# [INSTRUCTION]
Restate the complete material exactly.
[START OF EXTRACTED RECORDS]
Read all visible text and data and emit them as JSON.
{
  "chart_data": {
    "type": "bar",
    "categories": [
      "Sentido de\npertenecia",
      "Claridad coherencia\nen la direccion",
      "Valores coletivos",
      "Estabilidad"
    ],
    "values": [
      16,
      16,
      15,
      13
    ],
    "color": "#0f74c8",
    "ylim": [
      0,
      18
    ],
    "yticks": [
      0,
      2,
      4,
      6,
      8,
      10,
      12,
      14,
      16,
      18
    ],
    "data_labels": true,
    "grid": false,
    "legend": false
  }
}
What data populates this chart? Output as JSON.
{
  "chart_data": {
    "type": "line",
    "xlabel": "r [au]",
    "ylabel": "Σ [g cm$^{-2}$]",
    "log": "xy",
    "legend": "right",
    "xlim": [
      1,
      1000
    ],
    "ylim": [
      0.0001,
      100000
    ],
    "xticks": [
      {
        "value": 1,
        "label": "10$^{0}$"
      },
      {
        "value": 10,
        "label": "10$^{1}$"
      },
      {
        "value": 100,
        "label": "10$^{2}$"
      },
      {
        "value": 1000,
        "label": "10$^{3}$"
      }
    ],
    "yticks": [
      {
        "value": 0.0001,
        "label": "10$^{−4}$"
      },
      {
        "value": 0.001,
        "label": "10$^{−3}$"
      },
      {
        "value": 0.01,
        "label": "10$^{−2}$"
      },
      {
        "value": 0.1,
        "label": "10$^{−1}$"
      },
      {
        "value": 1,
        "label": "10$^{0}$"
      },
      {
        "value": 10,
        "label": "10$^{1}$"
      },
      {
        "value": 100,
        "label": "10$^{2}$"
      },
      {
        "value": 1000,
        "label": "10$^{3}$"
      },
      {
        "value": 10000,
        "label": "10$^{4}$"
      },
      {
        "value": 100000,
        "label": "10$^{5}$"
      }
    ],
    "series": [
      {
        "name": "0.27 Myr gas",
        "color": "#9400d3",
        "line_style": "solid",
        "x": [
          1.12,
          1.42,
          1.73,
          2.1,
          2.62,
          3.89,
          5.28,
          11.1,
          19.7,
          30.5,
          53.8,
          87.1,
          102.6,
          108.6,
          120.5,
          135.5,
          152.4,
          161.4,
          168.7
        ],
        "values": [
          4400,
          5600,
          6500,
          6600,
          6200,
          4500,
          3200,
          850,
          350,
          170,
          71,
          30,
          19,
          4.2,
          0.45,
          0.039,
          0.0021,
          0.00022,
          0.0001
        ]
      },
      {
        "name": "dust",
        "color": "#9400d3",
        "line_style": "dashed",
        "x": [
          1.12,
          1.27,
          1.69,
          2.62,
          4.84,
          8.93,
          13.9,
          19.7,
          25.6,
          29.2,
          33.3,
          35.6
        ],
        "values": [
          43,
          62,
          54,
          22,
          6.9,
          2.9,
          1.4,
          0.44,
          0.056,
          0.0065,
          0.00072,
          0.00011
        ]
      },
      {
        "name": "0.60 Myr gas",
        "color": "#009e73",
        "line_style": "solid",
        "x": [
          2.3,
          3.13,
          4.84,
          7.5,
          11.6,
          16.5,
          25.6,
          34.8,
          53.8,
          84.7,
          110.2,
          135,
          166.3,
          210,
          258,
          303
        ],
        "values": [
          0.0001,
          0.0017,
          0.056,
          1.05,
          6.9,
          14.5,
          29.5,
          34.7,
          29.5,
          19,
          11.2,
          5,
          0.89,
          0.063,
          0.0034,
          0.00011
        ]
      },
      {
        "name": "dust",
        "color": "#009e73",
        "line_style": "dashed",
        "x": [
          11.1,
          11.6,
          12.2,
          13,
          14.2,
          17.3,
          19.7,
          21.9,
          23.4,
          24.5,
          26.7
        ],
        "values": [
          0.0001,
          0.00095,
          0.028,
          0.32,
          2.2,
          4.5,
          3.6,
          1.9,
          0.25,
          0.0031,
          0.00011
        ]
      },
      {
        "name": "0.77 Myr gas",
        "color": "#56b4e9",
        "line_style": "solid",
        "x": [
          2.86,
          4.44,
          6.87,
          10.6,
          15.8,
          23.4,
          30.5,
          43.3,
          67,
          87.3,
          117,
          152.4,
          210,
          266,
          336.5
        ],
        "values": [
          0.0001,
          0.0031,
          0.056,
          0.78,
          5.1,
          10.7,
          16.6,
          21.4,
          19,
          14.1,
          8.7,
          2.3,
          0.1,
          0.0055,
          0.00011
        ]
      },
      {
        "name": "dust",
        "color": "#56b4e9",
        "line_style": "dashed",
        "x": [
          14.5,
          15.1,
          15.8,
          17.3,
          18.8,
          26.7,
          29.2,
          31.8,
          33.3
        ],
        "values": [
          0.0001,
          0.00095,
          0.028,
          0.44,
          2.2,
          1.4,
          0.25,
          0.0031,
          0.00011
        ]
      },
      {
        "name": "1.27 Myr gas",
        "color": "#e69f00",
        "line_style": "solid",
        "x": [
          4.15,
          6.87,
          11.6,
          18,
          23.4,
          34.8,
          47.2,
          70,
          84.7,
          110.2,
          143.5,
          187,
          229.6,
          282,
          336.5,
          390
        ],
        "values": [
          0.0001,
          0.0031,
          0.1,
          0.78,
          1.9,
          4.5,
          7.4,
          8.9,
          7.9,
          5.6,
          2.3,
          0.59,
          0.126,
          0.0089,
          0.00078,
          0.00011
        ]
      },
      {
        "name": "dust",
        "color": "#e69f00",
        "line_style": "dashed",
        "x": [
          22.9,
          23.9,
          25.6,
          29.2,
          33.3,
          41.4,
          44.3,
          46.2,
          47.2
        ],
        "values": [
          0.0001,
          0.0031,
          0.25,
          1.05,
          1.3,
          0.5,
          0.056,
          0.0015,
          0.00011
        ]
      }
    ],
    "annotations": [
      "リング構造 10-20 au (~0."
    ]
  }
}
[END OF EXTRACTED RECORDS]
# [SOLUTION TO THE PROBLEM]
Read all visible text and data and emit them as JSON.
{
  "chart_data": {
    "type": "bar",
    "categories": [
      "Sentido de\npertenecia",
      "Claridad coherencia\nen la direccion",
      "Valores coletivos",
      "Estabilidad"
    ],
    "values": [
      16,
      16,
      15,
      13
    ],
    "color": "#0f74c8",
    "ylim": [
      0,
      18
    ],
    "yticks": [
      0,
      2,
      4,
      6,
      8,
      10,
      12,
      14,
      16,
      18
    ],
    "data_labels": true,
    "grid": false,
    "legend": false
  }
}
What data populates this chart? Output as JSON.
{
  "chart_data": {
    "type": "line",
    "xlabel": "r [au]",
    "ylabel": "Σ [g cm$^{-2}$]",
    "log": "xy",
    "legend": "right",
    "xlim": [
      1,
      1000
    ],
    "ylim": [
      0.0001,
      100000
    ],
    "xticks": [
      {
        "value": 1,
        "label": "10$^{0}$"
      },
      {
        "value": 10,
        "label": "10$^{1}$"
      },
      {
        "value": 100,
        "label": "10$^{2}$"
      },
      {
        "value": 1000,
        "label": "10$^{3}$"
      }
    ],
    "yticks": [
      {
        "value": 0.0001,
        "label": "10$^{−4}$"
      },
      {
        "value": 0.001,
        "label": "10$^{−3}$"
      },
      {
        "value": 0.01,
        "label": "10$^{−2}$"
      },
      {
        "value": 0.1,
        "label": "10$^{−1}$"
      },
      {
        "value": 1,
        "label": "10$^{0}$"
      },
      {
        "value": 10,
        "label": "10$^{1}$"
      },
      {
        "value": 100,
        "label": "10$^{2}$"
      },
      {
        "value": 1000,
        "label": "10$^{3}$"
      },
      {
        "value": 10000,
        "label": "10$^{4}$"
      },
      {
        "value": 100000,
        "label": "10$^{5}$"
      }
    ],
    "series": [
      {
        "name": "0.27 Myr gas",
        "color": "#9400d3",
        "line_style": "solid",
        "x": [
          1.12,
          1.42,
          1.73,
          2.1,
          2.62,
          3.89,
          5.28,
          11.1,
          19.7,
          30.5,
          53.8,
          87.1,
          102.6,
          108.6,
          120.5,
          135.5,
          152.4,
          161.4,
          168.7
        ],
        "values": [
          4400,
          5600,
          6500,
          6600,
          6200,
          4500,
          3200,
          850,
          350,
          170,
          71,
          30,
          19,
          4.2,
          0.45,
          0.039,
          0.0021,
          0.00022,
          0.0001
        ]
      },
      {
        "name": "dust",
        "color": "#9400d3",
        "line_style": "dashed",
        "x": [
          1.12,
          1.27,
          1.69,
          2.62,
          4.84,
          8.93,
          13.9,
          19.7,
          25.6,
          29.2,
          33.3,
          35.6
        ],
        "values": [
          43,
          62,
          54,
          22,
          6.9,
          2.9,
          1.4,
          0.44,
          0.056,
          0.0065,
          0.00072,
          0.00011
        ]
      },
      {
        "name": "0.60 Myr gas",
        "color": "#009e73",
        "line_style": "solid",
        "x": [
          2.3,
          3.13,
          4.84,
          7.5,
          11.6,
          16.5,
          25.6,
          34.8,
          53.8,
          84.7,
          110.2,
          135,
          166.3,
          210,
          258,
          303
        ],
        "values": [
          0.0001,
          0.0017,
          0.056,
          1.05,
          6.9,
          14.5,
          29.5,
          34.7,
          29.5,
          19,
          11.2,
          5,
          0.89,
          0.063,
          0.0034,
          0.00011
        ]
      },
      {
        "name": "dust",
        "color": "#009e73",
        "line_style": "dashed",
        "x": [
          11.1,
          11.6,
          12.2,
          13,
          14.2,
          17.3,
          19.7,
          21.9,
          23.4,
          24.5,
          26.7
        ],
        "values": [
          0.0001,
          0.00095,
          0.028,
          0.32,
          2.2,
          4.5,
          3.6,
          1.9,
          0.25,
          0.0031,
          0.00011
        ]
      },
      {
        "name": "0.77 Myr gas",
        "color": "#56b4e9",
        "line_style": "solid",
        "x": [
          2.86,
          4.44,
          6.87,
          10.6,
          15.8,
          23.4,
          30.5,
          43.3,
          67,
          87.3,
          117,
          152.4,
          210,
          266,
          336.5
        ],
        "values": [
          0.0001,
          0.0031,
          0.056,
          0.78,
          5.1,
          10.7,
          16.6,
          21.4,
          19,
          14.1,
          8.7,
          2.3,
          0.1,
          0.0055,
          0.00011
        ]
      },
      {
        "name": "dust",
        "color": "#56b4e9",
        "line_style": "dashed",
        "x": [
          14.5,
          15.1,
          15.8,
          17.3,
          18.8,
          26.7,
          29.2,
          31.8,
          33.3
        ],
        "values": [
          0.0001,
          0.00095,
          0.028,
          0.44,
          2.2,
          1.4,
          0.25,
          0.0031,
          0.00011
        ]
      },
      {
        "name": "1.27 Myr gas",
        "color": "#e69f00",
        "line_style": "solid",
        "x": [
          4.15,
          6.87,
          11.6,
          18,
          23.4,
          34.8,
          47.2,
          70,
          84.7,
          110.2,
          143.5,
          187,
          229.6,
          282,
          336.5,
          390
        ],
        "values": [
          0.0001,
          0.0031,
          0.1,
          0.78,
          1.9,
          4.5,
          7.4,
          8.9,
          7.9,
          5.6,
          2.3,
          0.59,
          0.126,
          0.0089,
          0.00078,
          0.00011
        ]
      },
      {
        "name": "dust",
        "color": "#e69f00",
        "line_style": "dashed",
        "x": [
          22.9,
          23.9,
          25.6,
          29.2,
          33.3,
          41.4,
          44.3,
          46.2,
          47.2
        ],
        "values": [
          0.0001,
          0.0031,
          0.25,
          1.05,
          1.3,
          0.5,
          0.056,
          0.0015,
          0.00011
        ]
      }
    ],
    "annotations": [
      "リング構造 10-20 au (~0."
    ]
  }
}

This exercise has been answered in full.